(Data for this task):
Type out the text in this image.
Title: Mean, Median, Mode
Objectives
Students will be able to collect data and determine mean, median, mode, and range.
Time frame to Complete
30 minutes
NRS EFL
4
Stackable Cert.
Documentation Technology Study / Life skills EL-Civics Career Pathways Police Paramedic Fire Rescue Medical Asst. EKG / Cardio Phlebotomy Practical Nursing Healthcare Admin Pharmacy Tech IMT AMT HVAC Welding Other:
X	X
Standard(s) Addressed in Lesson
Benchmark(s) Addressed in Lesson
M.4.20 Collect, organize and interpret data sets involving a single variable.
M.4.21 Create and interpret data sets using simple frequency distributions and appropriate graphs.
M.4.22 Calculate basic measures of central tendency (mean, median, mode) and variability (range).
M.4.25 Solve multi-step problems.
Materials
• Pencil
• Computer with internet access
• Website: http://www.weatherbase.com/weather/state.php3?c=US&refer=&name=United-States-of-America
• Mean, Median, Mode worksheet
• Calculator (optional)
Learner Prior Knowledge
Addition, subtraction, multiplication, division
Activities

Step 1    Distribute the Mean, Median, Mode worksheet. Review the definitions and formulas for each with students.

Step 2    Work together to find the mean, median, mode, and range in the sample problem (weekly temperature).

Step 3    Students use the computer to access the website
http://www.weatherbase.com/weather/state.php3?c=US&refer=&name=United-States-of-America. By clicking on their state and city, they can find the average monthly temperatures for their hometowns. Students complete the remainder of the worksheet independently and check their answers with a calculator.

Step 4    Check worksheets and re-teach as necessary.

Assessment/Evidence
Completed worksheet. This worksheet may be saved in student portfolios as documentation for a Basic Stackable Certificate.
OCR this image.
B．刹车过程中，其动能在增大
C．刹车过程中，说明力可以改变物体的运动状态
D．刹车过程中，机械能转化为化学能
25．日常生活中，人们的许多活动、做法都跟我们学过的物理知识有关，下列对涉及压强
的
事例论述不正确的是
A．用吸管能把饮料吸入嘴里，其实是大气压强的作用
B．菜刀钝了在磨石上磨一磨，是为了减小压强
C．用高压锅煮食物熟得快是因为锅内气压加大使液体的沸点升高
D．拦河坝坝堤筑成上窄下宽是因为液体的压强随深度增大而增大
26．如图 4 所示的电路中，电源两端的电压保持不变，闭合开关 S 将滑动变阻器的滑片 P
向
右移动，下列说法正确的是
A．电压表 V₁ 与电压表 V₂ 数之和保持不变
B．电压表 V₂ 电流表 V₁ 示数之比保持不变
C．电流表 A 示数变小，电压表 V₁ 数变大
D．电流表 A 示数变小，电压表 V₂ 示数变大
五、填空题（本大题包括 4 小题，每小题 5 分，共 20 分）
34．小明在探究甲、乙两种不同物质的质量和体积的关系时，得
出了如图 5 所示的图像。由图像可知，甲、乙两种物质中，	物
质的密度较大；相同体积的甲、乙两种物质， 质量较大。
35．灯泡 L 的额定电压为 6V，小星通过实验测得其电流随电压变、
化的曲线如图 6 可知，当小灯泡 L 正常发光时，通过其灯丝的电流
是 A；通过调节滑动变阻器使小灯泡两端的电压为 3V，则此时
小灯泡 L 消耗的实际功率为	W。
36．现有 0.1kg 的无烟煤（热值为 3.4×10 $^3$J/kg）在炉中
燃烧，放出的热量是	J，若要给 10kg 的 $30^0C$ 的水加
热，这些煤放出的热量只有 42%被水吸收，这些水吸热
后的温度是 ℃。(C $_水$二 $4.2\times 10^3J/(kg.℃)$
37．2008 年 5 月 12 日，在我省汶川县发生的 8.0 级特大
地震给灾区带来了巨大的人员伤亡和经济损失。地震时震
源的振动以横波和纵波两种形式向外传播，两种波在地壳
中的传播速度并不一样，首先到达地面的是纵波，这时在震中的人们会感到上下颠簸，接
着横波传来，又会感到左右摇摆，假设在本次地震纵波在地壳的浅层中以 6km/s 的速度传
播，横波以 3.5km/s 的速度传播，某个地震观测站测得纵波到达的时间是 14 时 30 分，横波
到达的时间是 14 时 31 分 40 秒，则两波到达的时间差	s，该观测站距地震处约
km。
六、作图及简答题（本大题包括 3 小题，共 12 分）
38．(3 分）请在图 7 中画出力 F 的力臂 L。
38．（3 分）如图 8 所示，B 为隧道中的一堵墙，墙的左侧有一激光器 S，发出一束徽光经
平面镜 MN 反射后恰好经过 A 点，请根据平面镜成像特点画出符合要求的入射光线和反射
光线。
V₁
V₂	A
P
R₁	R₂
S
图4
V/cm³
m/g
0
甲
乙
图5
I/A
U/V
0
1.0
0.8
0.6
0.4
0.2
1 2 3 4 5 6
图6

(Aim):
Go through the material above and count the lines that contain "Stackable"; answer with the number alone.

(Written response):
2